OBJECTIVE
Count every line that includes the string "title" in the entries that follow. Nothing besides the number is needed.

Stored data
━━━━━━━━━━━━━━━━━━━━

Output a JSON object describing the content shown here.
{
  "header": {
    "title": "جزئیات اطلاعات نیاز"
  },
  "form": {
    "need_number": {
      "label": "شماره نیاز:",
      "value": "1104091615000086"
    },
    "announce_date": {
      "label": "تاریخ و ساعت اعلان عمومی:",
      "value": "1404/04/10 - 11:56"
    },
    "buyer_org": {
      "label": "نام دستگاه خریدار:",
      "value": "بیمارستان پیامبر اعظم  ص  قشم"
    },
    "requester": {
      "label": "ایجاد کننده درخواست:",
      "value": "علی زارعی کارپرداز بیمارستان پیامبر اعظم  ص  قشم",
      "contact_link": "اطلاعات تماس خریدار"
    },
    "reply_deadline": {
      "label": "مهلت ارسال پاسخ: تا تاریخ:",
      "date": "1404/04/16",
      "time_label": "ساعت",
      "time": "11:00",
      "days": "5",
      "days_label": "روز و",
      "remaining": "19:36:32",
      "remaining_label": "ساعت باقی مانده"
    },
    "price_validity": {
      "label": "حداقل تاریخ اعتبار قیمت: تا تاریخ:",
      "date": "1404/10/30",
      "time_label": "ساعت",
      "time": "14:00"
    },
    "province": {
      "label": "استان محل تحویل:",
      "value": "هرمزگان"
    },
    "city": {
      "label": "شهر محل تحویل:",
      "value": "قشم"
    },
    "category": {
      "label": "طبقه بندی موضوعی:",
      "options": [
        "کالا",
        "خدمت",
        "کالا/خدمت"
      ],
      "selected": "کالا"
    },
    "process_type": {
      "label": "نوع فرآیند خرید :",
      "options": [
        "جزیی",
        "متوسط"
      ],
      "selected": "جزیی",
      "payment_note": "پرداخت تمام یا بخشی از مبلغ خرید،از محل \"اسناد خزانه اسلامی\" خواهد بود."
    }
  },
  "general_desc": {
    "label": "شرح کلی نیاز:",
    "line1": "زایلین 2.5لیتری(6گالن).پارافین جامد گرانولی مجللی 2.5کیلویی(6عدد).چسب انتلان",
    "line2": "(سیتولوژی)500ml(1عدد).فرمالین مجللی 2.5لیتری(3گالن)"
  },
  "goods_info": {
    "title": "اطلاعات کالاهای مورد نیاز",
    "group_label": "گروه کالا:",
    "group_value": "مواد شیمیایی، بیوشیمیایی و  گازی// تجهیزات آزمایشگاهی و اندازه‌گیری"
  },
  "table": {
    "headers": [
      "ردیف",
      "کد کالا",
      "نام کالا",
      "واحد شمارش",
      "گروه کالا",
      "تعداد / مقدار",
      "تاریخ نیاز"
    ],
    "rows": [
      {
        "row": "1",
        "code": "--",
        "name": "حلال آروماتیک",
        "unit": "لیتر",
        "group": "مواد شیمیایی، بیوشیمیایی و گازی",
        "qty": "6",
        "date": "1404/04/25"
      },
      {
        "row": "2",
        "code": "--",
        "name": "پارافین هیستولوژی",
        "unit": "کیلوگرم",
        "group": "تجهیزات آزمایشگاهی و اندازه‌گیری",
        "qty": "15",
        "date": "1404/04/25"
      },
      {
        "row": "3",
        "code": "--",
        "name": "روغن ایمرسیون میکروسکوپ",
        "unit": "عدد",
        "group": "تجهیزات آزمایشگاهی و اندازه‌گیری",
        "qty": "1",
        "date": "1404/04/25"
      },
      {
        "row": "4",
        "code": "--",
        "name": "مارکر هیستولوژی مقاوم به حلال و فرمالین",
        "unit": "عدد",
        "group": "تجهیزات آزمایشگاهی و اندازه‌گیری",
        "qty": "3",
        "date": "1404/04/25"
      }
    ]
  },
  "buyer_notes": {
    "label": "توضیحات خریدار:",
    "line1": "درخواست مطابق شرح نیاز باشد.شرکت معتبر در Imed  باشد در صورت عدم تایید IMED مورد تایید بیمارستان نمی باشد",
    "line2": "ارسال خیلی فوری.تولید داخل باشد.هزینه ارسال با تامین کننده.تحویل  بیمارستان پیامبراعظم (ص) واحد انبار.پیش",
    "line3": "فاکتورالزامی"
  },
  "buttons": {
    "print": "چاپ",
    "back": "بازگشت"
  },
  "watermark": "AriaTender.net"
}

━━━━━━━━━━━━━━━━━━━━

ANSWER BELOW
2